- [Görev] Aşağıdaki işçilik alacaklarına ilişkin Yargıtay kararını, son cümlesinden sonrasını yazarak sürdürün.

Yargıtay Kararı 9. Hukuk Dairesi 2012/38687 E. 2014/30814 K. 23.10.2014 T.

YARGITAY KARARI
DAİRE : 9. Hukuk Dairesi
ESAS NO : 2012/38687
KARAR NO : 2014/30814
KARAR TARİHİ : 23.10.2014

MAHKEMESİ : BAKIRKÖY 7. İŞ MAHKEMESİ
TARİHİ : 19/10/2012
NUMARASI : 2010/419-2012/580

DAVA :Davacı, kıdem tazminatı, ihbar tazminatı, fazla mesai ücreti, genel tatil ücreti, hafta tatili ücreti ile yıllık izin ücreti alacaklarının ödetilmesine karar verilmesini istemiştir.
Yerel mahkeme, davanın reddine karar vermiştir.

- [Veri kayıtları]
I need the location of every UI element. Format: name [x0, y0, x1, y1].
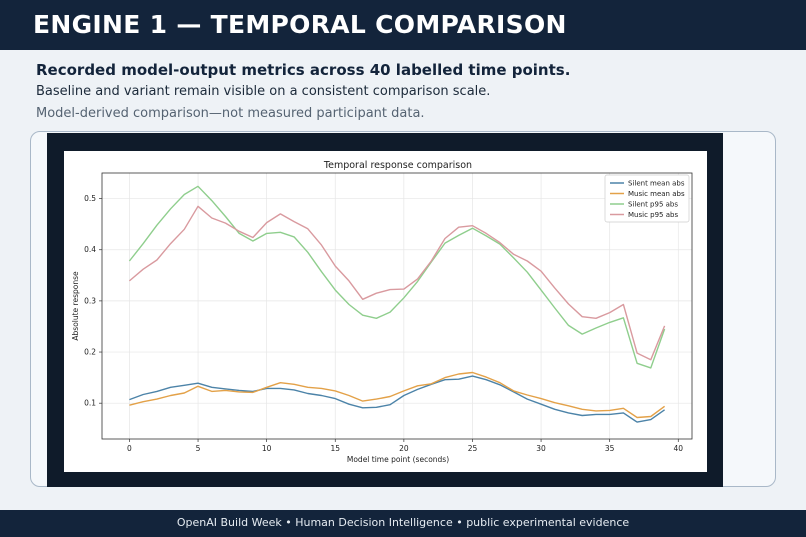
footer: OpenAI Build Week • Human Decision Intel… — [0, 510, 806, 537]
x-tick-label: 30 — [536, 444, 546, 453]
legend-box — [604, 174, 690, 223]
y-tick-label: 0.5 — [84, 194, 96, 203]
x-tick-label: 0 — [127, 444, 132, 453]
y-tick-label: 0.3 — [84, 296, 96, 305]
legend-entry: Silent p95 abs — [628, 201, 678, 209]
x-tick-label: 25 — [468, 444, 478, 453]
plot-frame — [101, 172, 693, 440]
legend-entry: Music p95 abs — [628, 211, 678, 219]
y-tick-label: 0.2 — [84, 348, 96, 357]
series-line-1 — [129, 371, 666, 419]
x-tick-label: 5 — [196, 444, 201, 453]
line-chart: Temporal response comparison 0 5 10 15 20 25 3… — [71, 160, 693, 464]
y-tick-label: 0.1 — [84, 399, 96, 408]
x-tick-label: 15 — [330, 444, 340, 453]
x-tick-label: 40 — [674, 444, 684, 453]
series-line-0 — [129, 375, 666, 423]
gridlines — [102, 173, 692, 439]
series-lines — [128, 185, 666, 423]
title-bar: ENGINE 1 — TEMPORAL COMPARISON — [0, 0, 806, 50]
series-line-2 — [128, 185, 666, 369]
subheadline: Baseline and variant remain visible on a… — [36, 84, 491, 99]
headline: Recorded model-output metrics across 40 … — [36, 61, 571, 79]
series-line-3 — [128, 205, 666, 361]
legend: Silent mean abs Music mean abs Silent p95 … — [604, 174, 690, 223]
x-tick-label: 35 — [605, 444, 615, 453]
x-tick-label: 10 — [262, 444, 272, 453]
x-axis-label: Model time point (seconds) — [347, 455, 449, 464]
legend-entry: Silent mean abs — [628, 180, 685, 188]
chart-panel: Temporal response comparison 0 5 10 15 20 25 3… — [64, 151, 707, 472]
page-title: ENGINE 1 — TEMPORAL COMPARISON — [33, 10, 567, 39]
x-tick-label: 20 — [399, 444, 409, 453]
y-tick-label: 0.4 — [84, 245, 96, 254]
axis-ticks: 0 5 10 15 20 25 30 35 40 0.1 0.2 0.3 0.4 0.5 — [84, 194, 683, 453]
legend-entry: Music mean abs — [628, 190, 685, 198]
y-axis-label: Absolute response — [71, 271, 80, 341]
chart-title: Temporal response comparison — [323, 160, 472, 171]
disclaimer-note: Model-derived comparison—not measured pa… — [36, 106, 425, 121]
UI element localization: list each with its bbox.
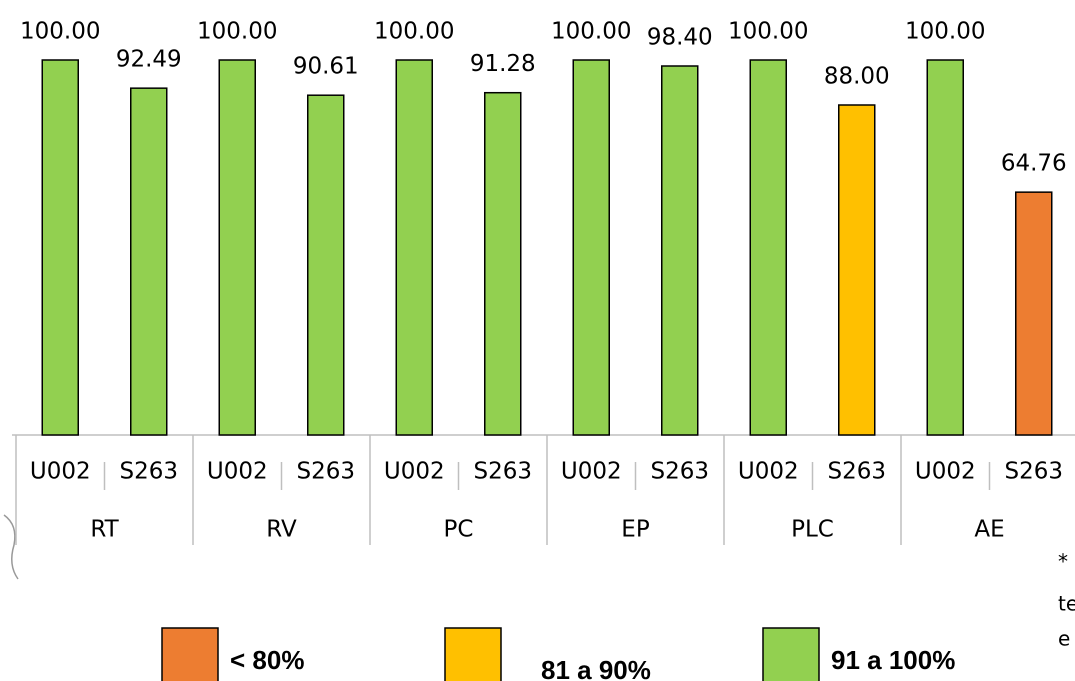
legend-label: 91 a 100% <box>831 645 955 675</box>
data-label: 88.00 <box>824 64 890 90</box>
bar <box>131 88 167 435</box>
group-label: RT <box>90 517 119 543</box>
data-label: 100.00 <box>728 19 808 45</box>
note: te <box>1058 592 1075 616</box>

- [Görevin sonucu]
Hüküm süresi içinde davacı avukatı tarafından temyiz edilmiş olmakla, dava dosyası için Tetkik Hakimi tarafından düzenlenen rapor dinlendikten sonra dosya incelendi, gereği konuşulup düşünüldü:

Y A R G I T A Y K A R A R I

A) Davacı İsteminin Özeti:
Davacı, iş akdinin haksız ve ihbarsız olarak feshedildiğini ileri sürerek kıdem ve ihbar tazminatı ile fazla çalışma ücreti, genel tatil ücreti, hafta tatili ücreti ve yıllık ücretli izin alacaklarının tahsiline karar verilmesini talep etmiştir.
B) Davalı Cevabının Özeti:
Davalı, davanın reddini talep etmiştir.
C) Yerel Mahkeme Kararının Özeti:
Mahkeme, toplanan kanıtlar ve bilirkişi raporuna dayanarak davanın reddine karar vermiştir.
D) Temyiz:
Kararı davacı vekili temyiz etmiştir.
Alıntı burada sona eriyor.